▸ Do this
Output all of the entries below precisely as written.

___ Input data ___

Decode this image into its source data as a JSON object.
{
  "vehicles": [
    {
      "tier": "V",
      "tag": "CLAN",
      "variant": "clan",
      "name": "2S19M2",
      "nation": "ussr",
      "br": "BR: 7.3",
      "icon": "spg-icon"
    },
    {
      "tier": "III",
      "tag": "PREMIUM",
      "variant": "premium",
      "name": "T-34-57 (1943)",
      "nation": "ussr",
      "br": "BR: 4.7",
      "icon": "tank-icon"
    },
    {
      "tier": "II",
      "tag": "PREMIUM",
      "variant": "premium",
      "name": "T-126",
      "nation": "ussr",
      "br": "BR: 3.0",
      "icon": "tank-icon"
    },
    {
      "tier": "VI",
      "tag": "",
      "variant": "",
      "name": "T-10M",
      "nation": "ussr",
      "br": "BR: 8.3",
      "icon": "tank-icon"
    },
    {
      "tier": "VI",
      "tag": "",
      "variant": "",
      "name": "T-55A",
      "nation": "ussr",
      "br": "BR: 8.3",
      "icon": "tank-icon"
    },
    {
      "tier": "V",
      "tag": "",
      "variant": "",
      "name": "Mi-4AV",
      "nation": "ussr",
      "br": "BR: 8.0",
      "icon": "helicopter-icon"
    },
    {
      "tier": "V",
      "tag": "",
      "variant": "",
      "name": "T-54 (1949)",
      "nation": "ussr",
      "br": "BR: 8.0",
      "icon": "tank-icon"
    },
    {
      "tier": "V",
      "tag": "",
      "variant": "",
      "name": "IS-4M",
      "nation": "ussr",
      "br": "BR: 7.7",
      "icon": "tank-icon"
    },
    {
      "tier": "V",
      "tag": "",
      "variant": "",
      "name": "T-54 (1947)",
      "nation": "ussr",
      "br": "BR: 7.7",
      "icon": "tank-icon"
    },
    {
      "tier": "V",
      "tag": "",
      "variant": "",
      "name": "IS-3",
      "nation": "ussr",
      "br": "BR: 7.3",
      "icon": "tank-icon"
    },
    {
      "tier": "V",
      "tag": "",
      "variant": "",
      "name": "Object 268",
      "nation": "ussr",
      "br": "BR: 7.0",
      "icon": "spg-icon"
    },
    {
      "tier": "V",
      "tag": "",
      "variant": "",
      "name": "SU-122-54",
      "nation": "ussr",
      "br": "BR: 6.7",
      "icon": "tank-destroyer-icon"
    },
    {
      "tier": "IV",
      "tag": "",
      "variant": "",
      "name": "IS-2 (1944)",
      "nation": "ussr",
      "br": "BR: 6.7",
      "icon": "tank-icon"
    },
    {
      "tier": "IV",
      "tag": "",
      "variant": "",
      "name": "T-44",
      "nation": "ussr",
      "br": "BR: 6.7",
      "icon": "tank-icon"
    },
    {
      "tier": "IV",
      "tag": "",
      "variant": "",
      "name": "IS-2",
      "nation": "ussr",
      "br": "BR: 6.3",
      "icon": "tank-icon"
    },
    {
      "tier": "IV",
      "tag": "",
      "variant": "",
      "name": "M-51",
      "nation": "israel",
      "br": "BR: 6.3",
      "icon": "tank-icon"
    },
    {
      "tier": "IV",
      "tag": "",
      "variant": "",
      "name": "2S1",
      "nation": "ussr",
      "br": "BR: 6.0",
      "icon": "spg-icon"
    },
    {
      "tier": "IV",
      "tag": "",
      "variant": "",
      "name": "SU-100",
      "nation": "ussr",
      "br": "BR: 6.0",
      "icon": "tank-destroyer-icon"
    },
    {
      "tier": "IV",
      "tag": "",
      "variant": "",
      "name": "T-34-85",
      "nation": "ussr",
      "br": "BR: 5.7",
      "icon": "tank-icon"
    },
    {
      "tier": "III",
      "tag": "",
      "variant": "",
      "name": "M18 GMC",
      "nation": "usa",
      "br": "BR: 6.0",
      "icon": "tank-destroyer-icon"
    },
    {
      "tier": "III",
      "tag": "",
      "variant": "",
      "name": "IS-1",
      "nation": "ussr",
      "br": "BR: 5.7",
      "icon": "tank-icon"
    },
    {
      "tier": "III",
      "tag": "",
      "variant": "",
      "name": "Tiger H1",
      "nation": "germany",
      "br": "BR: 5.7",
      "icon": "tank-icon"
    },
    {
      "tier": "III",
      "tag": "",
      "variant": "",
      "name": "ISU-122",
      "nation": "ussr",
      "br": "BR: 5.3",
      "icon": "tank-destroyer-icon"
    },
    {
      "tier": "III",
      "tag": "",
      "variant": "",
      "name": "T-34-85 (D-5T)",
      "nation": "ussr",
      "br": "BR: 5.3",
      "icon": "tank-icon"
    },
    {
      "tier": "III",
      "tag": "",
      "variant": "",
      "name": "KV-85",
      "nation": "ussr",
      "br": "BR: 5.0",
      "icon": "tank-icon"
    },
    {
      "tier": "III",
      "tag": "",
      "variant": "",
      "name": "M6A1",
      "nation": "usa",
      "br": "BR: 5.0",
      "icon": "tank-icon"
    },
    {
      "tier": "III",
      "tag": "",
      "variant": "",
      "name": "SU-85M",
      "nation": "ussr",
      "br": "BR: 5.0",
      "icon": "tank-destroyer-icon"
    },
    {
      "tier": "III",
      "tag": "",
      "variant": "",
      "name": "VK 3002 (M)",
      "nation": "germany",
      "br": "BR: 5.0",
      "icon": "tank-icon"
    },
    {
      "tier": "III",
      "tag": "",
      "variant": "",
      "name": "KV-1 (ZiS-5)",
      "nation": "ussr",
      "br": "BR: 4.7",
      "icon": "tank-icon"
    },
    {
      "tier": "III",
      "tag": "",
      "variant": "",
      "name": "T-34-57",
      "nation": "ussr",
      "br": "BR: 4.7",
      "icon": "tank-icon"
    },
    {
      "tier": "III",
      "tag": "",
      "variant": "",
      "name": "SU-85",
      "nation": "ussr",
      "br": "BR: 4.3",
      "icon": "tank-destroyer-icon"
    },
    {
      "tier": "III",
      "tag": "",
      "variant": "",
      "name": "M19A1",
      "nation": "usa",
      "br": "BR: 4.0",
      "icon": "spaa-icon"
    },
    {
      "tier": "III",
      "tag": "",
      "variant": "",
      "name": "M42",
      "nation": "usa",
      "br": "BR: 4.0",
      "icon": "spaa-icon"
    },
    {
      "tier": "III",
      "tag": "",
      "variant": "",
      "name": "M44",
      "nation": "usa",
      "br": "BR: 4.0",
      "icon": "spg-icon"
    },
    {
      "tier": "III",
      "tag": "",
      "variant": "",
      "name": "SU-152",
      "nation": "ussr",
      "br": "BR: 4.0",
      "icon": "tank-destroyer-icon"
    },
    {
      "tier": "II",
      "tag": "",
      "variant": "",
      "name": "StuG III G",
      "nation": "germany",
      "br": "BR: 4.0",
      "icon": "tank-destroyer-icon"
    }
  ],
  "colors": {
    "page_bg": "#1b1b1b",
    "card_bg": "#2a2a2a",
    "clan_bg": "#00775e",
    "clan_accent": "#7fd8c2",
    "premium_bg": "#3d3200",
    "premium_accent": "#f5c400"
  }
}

___

▸ Task answer
Decode this image into its source data as a JSON object.
{
  "vehicles": [
    {
      "tier": "V",
      "tag": "CLAN",
      "variant": "clan",
      "name": "2S19M2",
      "nation": "ussr",
      "br": "BR: 7.3",
      "icon": "spg-icon"
    },
    {
      "tier": "III",
      "tag": "PREMIUM",
      "variant": "premium",
      "name": "T-34-57 (1943)",
      "nation": "ussr",
      "br": "BR: 4.7",
      "icon": "tank-icon"
    },
    {
      "tier": "II",
      "tag": "PREMIUM",
      "variant": "premium",
      "name": "T-126",
      "nation": "ussr",
      "br": "BR: 3.0",
      "icon": "tank-icon"
    },
    {
      "tier": "VI",
      "tag": "",
      "variant": "",
      "name": "T-10M",
      "nation": "ussr",
      "br": "BR: 8.3",
      "icon": "tank-icon"
    },
    {
      "tier": "VI",
      "tag": "",
      "variant": "",
      "name": "T-55A",
      "nation": "ussr",
      "br": "BR: 8.3",
      "icon": "tank-icon"
    },
    {
      "tier": "V",
      "tag": "",
      "variant": "",
      "name": "Mi-4AV",
      "nation": "ussr",
      "br": "BR: 8.0",
      "icon": "helicopter-icon"
    },
    {
      "tier": "V",
      "tag": "",
      "variant": "",
      "name": "T-54 (1949)",
      "nation": "ussr",
      "br": "BR: 8.0",
      "icon": "tank-icon"
    },
    {
      "tier": "V",
      "tag": "",
      "variant": "",
      "name": "IS-4M",
      "nation": "ussr",
      "br": "BR: 7.7",
      "icon": "tank-icon"
    },
    {
      "tier": "V",
      "tag": "",
      "variant": "",
      "name": "T-54 (1947)",
      "nation": "ussr",
      "br": "BR: 7.7",
      "icon": "tank-icon"
    },
    {
      "tier": "V",
      "tag": "",
      "variant": "",
      "name": "IS-3",
      "nation": "ussr",
      "br": "BR: 7.3",
      "icon": "tank-icon"
    },
    {
      "tier": "V",
      "tag": "",
      "variant": "",
      "name": "Object 268",
      "nation": "ussr",
      "br": "BR: 7.0",
      "icon": "spg-icon"
    },
    {
      "tier": "V",
      "tag": "",
      "variant": "",
      "name": "SU-122-54",
      "nation": "ussr",
      "br": "BR: 6.7",
      "icon": "tank-destroyer-icon"
    },
    {
      "tier": "IV",
      "tag": "",
      "variant": "",
      "name": "IS-2 (1944)",
      "nation": "ussr",
      "br": "BR: 6.7",
      "icon": "tank-icon"
    },
    {
      "tier": "IV",
      "tag": "",
      "variant": "",
      "name": "T-44",
      "nation": "ussr",
      "br": "BR: 6.7",
      "icon": "tank-icon"
    },
    {
      "tier": "IV",
      "tag": "",
      "variant": "",
      "name": "IS-2",
      "nation": "ussr",
      "br": "BR: 6.3",
      "icon": "tank-icon"
    },
    {
      "tier": "IV",
      "tag": "",
      "variant": "",
      "name": "M-51",
      "nation": "israel",
      "br": "BR: 6.3",
      "icon": "tank-icon"
    },
    {
      "tier": "IV",
      "tag": "",
      "variant": "",
      "name": "2S1",
      "nation": "ussr",
      "br": "BR: 6.0",
      "icon": "spg-icon"
    },
    {
      "tier": "IV",
      "tag": "",
      "variant": "",
      "name": "SU-100",
      "nation": "ussr",
      "br": "BR: 6.0",
      "icon": "tank-destroyer-icon"
    },
    {
      "tier": "IV",
      "tag": "",
      "variant": "",
      "name": "T-34-85",
      "nation": "ussr",
      "br": "BR: 5.7",
      "icon": "tank-icon"
    },
    {
      "tier": "III",
      "tag": "",
      "variant": "",
      "name": "M18 GMC",
      "nation": "usa",
      "br": "BR: 6.0",
      "icon": "tank-destroyer-icon"
    },
    {
      "tier": "III",
      "tag": "",
      "variant": "",
      "name": "IS-1",
      "nation": "ussr",
      "br": "BR: 5.7",
      "icon": "tank-icon"
    },
    {
      "tier": "III",
      "tag": "",
      "variant": "",
      "name": "Tiger H1",
      "nation": "germany",
      "br": "BR: 5.7",
      "icon": "tank-icon"
    },
    {
      "tier": "III",
      "tag": "",
      "variant": "",
      "name": "ISU-122",
      "nation": "ussr",
      "br": "BR: 5.3",
      "icon": "tank-destroyer-icon"
    },
    {
      "tier": "III",
      "tag": "",
      "variant": "",
      "name": "T-34-85 (D-5T)",
      "nation": "ussr",
      "br": "BR: 5.3",
      "icon": "tank-icon"
    },
    {
      "tier": "III",
      "tag": "",
      "variant": "",
      "name": "KV-85",
      "nation": "ussr",
      "br": "BR: 5.0",
      "icon": "tank-icon"
    },
    {
      "tier": "III",
      "tag": "",
      "variant": "",
      "name": "M6A1",
      "nation": "usa",
      "br": "BR: 5.0",
      "icon": "tank-icon"
    },
    {
      "tier": "III",
      "tag": "",
      "variant": "",
      "name": "SU-85M",
      "nation": "ussr",
      "br": "BR: 5.0",
      "icon": "tank-destroyer-icon"
    },
    {
      "tier": "III",
      "tag": "",
      "variant": "",
      "name": "VK 3002 (M)",
      "nation": "germany",
      "br": "BR: 5.0",
      "icon": "tank-icon"
    },
    {
      "tier": "III",
      "tag": "",
      "variant": "",
      "name": "KV-1 (ZiS-5)",
      "nation": "ussr",
      "br": "BR: 4.7",
      "icon": "tank-icon"
    },
    {
      "tier": "III",
      "tag": "",
      "variant": "",
      "name": "T-34-57",
      "nation": "ussr",
      "br": "BR: 4.7",
      "icon": "tank-icon"
    },
    {
      "tier": "III",
      "tag": "",
      "variant": "",
      "name": "SU-85",
      "nation": "ussr",
      "br": "BR: 4.3",
      "icon": "tank-destroyer-icon"
    },
    {
      "tier": "III",
      "tag": "",
      "variant": "",
      "name": "M19A1",
      "nation": "usa",
      "br": "BR: 4.0",
      "icon": "spaa-icon"
    },
    {
      "tier": "III",
      "tag": "",
      "variant": "",
      "name": "M42",
      "nation": "usa",
      "br": "BR: 4.0",
      "icon": "spaa-icon"
    },
    {
      "tier": "III",
      "tag": "",
      "variant": "",
      "name": "M44",
      "nation": "usa",
      "br": "BR: 4.0",
      "icon": "spg-icon"
    },
    {
      "tier": "III",
      "tag": "",
      "variant": "",
      "name": "SU-152",
      "nation": "ussr",
      "br": "BR: 4.0",
      "icon": "tank-destroyer-icon"
    },
    {
      "tier": "II",
      "tag": "",
      "variant": "",
      "name": "StuG III G",
      "nation": "germany",
      "br": "BR: 4.0",
      "icon": "tank-destroyer-icon"
    }
  ],
  "colors": {
    "page_bg": "#1b1b1b",
    "card_bg": "#2a2a2a",
    "clan_bg": "#00775e",
    "clan_accent": "#7fd8c2",
    "premium_bg": "#3d3200",
    "premium_accent": "#f5c400"
  }
}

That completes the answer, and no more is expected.